» Short exercise: Reproduce the passage on Will Turpin from "William Ross Turpin (born" up to and including "Georgia in 1976.", substituting "bass player" for "bassist".

:: Selected excerpt ::

Background information
- Born: William Ross Turpin February 8, 1971 (age 55) Fairbanks, Alaska, U.S.
- Origin: Stockbridge, Georgia, U.S.
- Genres: Alternative rock, hard rock, post-grunge
- Occupations: Musician, songwriter, producer
- Instruments: Bass, keyboards, vocals, piano, percussion, drums, guitar
- Years active: 1993–present
- Label: Gooey

= Will Turpin =

American musician

William Ross Turpin (born February 8, 1971) is an American musician. He is best known for being the bassist of the rock band Collective Soul. He is also a solo artist, and tours with his backing band, the Way. His debut EP, The Lighthouse, was released in 2011. He owns an indie record label called Gooey Music.

==Life and career==
===Early life and career beginnings===
Turpin was born in Fairbanks, Alaska, and raised in Stockbridge, Georgia. Turpin's father, Bill, opened Real 2 Reel Studios in nearby Jonesboro, Georgia in 1976.

Turpin began taking piano lessons when he was eight years old. He majored in percussion while attending Florida State University and Georgia State University. He is married to Donna, and they have three children.

===Collective Soul===
Turpin joined Collective Soul in 1993.

===Other projects===
Turpin makes an appearance on the album How Do You Live (1997) by Michelle Penn. He has collaborated with Atlanta-based group Abel, Rawls & Hayes on several albums. Turpin served as the producer for the album Certified Organic by Michael Tolcher. He performs bass on Collective Soul bandmate Ed Roland's unreleased solo album Anniversary, and is featured in the music video for the track "Searching For."

====Solo career====

Turpin released his first solo EP, The Lighthouse, on October 11, 2011. This five-track EP features collaborations from Collective Soul bandmates Ed Roland, Joel Kosche, and Ryan Hoyle; along with guitarist Peter Stroud. To promote the release, Turpin formed a band called the Way to back him at live performances. The band originally featured Jason Fowler and Scott Davidson, with Mark Wilson joining the lineup afterwards. Davidson left the band in 2013.

:::
:: Data records ::

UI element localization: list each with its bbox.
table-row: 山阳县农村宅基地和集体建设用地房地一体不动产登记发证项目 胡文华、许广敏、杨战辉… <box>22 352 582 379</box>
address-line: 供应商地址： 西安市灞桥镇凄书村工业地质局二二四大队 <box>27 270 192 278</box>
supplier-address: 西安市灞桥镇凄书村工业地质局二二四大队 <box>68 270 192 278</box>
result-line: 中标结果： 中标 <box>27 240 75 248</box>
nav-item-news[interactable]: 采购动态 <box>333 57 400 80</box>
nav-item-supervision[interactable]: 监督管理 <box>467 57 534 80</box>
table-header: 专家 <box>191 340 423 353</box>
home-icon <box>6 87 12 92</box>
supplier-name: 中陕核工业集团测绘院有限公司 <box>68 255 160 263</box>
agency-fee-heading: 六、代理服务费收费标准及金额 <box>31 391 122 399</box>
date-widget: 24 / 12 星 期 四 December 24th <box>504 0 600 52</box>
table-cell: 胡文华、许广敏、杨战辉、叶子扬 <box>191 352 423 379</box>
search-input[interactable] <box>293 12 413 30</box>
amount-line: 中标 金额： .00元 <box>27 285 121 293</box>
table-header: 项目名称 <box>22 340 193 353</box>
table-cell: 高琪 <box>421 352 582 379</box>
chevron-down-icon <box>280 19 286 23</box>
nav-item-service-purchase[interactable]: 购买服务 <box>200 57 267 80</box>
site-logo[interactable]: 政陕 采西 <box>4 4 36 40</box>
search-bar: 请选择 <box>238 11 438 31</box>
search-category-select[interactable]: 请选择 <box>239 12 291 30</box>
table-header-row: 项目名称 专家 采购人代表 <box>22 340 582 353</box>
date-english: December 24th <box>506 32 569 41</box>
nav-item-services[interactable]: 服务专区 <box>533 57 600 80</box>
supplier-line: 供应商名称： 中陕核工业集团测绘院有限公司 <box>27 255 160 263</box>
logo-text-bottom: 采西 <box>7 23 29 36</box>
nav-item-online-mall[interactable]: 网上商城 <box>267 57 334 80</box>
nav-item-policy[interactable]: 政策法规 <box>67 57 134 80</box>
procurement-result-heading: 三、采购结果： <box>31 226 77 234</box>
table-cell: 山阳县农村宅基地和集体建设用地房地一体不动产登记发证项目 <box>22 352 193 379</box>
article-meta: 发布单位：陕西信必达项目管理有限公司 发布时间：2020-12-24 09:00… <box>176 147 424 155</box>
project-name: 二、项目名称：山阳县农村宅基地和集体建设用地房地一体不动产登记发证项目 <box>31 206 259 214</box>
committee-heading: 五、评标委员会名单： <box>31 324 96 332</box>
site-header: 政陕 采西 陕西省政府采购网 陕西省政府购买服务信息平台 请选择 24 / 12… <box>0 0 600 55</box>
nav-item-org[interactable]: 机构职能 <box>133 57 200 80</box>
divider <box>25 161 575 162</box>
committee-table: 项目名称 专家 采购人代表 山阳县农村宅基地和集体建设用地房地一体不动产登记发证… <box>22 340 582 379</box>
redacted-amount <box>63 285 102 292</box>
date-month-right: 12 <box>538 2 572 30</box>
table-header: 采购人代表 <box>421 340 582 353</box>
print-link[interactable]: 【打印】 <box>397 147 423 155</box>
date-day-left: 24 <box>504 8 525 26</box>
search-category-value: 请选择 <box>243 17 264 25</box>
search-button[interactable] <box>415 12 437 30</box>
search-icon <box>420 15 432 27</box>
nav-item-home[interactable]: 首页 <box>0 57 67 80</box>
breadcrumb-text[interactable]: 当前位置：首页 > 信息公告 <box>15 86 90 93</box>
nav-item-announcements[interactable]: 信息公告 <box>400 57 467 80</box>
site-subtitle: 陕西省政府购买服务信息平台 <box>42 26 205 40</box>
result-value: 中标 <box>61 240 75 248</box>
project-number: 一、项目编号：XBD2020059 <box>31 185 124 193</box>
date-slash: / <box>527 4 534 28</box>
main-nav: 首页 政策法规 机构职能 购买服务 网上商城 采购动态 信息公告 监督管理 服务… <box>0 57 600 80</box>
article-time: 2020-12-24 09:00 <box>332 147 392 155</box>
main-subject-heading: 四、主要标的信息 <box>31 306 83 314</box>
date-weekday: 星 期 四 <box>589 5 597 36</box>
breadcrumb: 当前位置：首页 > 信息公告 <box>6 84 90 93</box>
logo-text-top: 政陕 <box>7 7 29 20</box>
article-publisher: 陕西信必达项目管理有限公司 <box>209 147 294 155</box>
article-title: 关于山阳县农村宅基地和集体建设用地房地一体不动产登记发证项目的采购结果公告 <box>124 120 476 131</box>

:::

» Task result:
William Ross Turpin (born February 8, 1971) is an American musician. He is best known for being the bass player of the rock band Collective Soul. He is also a solo artist, and tours with his backing band, the Way. His debut EP, The Lighthouse, was released in 2011. He owns an indie record label called Gooey Music.

==Life and career==
===Early life and career beginnings===
Turpin was born in Fairbanks, Alaska, and raised in Stockbridge, Georgia. Turpin's father, Bill, opened Real 2 Reel Studios in nearby Jonesboro, Georgia in 1976.